(Dataset records)
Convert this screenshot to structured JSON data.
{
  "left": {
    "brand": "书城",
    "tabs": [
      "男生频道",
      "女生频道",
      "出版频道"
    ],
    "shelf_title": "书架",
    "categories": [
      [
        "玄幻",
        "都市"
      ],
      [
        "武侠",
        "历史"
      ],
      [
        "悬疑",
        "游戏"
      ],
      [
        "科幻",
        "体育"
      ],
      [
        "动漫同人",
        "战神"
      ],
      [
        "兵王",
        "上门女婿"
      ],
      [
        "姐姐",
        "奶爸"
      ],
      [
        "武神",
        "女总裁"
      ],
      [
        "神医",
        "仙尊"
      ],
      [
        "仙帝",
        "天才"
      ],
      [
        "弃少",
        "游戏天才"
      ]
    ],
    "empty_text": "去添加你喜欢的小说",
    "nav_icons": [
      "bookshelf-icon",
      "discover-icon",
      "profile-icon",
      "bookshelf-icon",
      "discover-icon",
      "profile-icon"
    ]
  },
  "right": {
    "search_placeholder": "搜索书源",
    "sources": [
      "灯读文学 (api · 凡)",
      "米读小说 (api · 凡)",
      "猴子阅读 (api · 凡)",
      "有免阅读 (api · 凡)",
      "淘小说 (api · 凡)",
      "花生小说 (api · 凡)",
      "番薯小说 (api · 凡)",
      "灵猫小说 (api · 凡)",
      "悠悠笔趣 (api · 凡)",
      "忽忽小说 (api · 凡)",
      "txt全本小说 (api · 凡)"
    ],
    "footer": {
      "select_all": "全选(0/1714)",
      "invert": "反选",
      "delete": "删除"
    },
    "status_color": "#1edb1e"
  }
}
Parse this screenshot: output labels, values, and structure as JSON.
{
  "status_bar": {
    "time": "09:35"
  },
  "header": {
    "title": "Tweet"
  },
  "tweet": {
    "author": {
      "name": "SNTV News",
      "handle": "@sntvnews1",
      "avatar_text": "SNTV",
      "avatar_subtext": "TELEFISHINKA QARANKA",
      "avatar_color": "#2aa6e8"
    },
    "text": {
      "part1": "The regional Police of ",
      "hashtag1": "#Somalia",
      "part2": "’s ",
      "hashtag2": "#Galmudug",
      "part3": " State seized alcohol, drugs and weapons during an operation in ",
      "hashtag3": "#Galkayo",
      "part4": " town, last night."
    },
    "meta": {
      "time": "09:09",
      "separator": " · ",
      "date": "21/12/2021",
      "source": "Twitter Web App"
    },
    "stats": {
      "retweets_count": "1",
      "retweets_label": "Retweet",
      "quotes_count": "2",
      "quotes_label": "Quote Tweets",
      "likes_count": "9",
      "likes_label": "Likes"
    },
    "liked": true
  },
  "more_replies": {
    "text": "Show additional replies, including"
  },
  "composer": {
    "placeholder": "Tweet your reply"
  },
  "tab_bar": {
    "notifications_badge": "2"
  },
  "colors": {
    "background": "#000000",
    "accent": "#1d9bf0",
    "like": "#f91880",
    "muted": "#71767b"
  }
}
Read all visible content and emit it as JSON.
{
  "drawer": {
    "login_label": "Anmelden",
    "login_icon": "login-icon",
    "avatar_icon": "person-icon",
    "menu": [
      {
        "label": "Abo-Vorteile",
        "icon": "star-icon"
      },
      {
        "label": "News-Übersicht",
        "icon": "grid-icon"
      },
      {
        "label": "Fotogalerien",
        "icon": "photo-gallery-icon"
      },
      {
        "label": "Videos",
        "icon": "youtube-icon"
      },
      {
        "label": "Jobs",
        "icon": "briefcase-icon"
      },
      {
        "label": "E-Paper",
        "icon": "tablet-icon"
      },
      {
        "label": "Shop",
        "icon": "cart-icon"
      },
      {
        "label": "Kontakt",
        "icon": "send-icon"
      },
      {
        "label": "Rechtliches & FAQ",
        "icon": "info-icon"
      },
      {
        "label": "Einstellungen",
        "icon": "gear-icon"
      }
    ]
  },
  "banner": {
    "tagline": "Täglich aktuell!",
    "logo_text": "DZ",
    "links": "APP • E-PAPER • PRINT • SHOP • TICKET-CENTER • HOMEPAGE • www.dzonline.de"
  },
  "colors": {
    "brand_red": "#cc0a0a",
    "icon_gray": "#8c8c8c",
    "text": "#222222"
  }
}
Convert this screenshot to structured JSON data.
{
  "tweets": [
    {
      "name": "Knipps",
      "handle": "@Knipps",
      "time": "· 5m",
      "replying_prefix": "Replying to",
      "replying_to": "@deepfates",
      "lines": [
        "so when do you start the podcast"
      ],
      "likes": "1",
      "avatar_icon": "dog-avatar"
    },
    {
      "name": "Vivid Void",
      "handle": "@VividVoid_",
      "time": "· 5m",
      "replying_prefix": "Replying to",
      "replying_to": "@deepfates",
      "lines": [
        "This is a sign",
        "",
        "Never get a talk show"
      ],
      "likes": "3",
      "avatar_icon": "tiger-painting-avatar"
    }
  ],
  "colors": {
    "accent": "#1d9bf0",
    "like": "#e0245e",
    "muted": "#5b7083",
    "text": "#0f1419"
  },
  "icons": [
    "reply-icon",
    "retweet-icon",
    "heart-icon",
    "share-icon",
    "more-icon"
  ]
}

[Goal of the exercise]
Repeat every line of the material exactly as given.

[Answer to this task]
Convert this screenshot to structured JSON data.
{
  "left": {
    "brand": "书城",
    "tabs": [
      "男生频道",
      "女生频道",
      "出版频道"
    ],
    "shelf_title": "书架",
    "categories": [
      [
        "玄幻",
        "都市"
      ],
      [
        "武侠",
        "历史"
      ],
      [
        "悬疑",
        "游戏"
      ],
      [
        "科幻",
        "体育"
      ],
      [
        "动漫同人",
        "战神"
      ],
      [
        "兵王",
        "上门女婿"
      ],
      [
        "姐姐",
        "奶爸"
      ],
      [
        "武神",
        "女总裁"
      ],
      [
        "神医",
        "仙尊"
      ],
      [
        "仙帝",
        "天才"
      ],
      [
        "弃少",
        "游戏天才"
      ]
    ],
    "empty_text": "去添加你喜欢的小说",
    "nav_icons": [
      "bookshelf-icon",
      "discover-icon",
      "profile-icon",
      "bookshelf-icon",
      "discover-icon",
      "profile-icon"
    ]
  },
  "right": {
    "search_placeholder": "搜索书源",
    "sources": [
      "灯读文学 (api · 凡)",
      "米读小说 (api · 凡)",
      "猴子阅读 (api · 凡)",
      "有免阅读 (api · 凡)",
      "淘小说 (api · 凡)",
      "花生小说 (api · 凡)",
      "番薯小说 (api · 凡)",
      "灵猫小说 (api · 凡)",
      "悠悠笔趣 (api · 凡)",
      "忽忽小说 (api · 凡)",
      "txt全本小说 (api · 凡)"
    ],
    "footer": {
      "select_all": "全选(0/1714)",
      "invert": "反选",
      "delete": "删除"
    },
    "status_color": "#1edb1e"
  }
}
Parse this screenshot: output labels, values, and structure as JSON.
{
  "status_bar": {
    "time": "09:35"
  },
  "header": {
    "title": "Tweet"
  },
  "tweet": {
    "author": {
      "name": "SNTV News",
      "handle": "@sntvnews1",
      "avatar_text": "SNTV",
      "avatar_subtext": "TELEFISHINKA QARANKA",
      "avatar_color": "#2aa6e8"
    },
    "text": {
      "part1": "The regional Police of ",
      "hashtag1": "#Somalia",
      "part2": "’s ",
      "hashtag2": "#Galmudug",
      "part3": " State seized alcohol, drugs and weapons during an operation in ",
      "hashtag3": "#Galkayo",
      "part4": " town, last night."
    },
    "meta": {
      "time": "09:09",
      "separator": " · ",
      "date": "21/12/2021",
      "source": "Twitter Web App"
    },
    "stats": {
      "retweets_count": "1",
      "retweets_label": "Retweet",
      "quotes_count": "2",
      "quotes_label": "Quote Tweets",
      "likes_count": "9",
      "likes_label": "Likes"
    },
    "liked": true
  },
  "more_replies": {
    "text": "Show additional replies, including"
  },
  "composer": {
    "placeholder": "Tweet your reply"
  },
  "tab_bar": {
    "notifications_badge": "2"
  },
  "colors": {
    "background": "#000000",
    "accent": "#1d9bf0",
    "like": "#f91880",
    "muted": "#71767b"
  }
}
Read all visible content and emit it as JSON.
{
  "drawer": {
    "login_label": "Anmelden",
    "login_icon": "login-icon",
    "avatar_icon": "person-icon",
    "menu": [
      {
        "label": "Abo-Vorteile",
        "icon": "star-icon"
      },
      {
        "label": "News-Übersicht",
        "icon": "grid-icon"
      },
      {
        "label": "Fotogalerien",
        "icon": "photo-gallery-icon"
      },
      {
        "label": "Videos",
        "icon": "youtube-icon"
      },
      {
        "label": "Jobs",
        "icon": "briefcase-icon"
      },
      {
        "label": "E-Paper",
        "icon": "tablet-icon"
      },
      {
        "label": "Shop",
        "icon": "cart-icon"
      },
      {
        "label": "Kontakt",
        "icon": "send-icon"
      },
      {
        "label": "Rechtliches & FAQ",
        "icon": "info-icon"
      },
      {
        "label": "Einstellungen",
        "icon": "gear-icon"
      }
    ]
  },
  "banner": {
    "tagline": "Täglich aktuell!",
    "logo_text": "DZ",
    "links": "APP • E-PAPER • PRINT • SHOP • TICKET-CENTER • HOMEPAGE • www.dzonline.de"
  },
  "colors": {
    "brand_red": "#cc0a0a",
    "icon_gray": "#8c8c8c",
    "text": "#222222"
  }
}
Convert this screenshot to structured JSON data.
{
  "tweets": [
    {
      "name": "Knipps",
      "handle": "@Knipps",
      "time": "· 5m",
      "replying_prefix": "Replying to",
      "replying_to": "@deepfates",
      "lines": [
        "so when do you start the podcast"
      ],
      "likes": "1",
      "avatar_icon": "dog-avatar"
    },
    {
      "name": "Vivid Void",
      "handle": "@VividVoid_",
      "time": "· 5m",
      "replying_prefix": "Replying to",
      "replying_to": "@deepfates",
      "lines": [
        "This is a sign",
        "",
        "Never get a talk show"
      ],
      "likes": "3",
      "avatar_icon": "tiger-painting-avatar"
    }
  ],
  "colors": {
    "accent": "#1d9bf0",
    "like": "#e0245e",
    "muted": "#5b7083",
    "text": "#0f1419"
  },
  "icons": [
    "reply-icon",
    "retweet-icon",
    "heart-icon",
    "share-icon",
    "more-icon"
  ]
}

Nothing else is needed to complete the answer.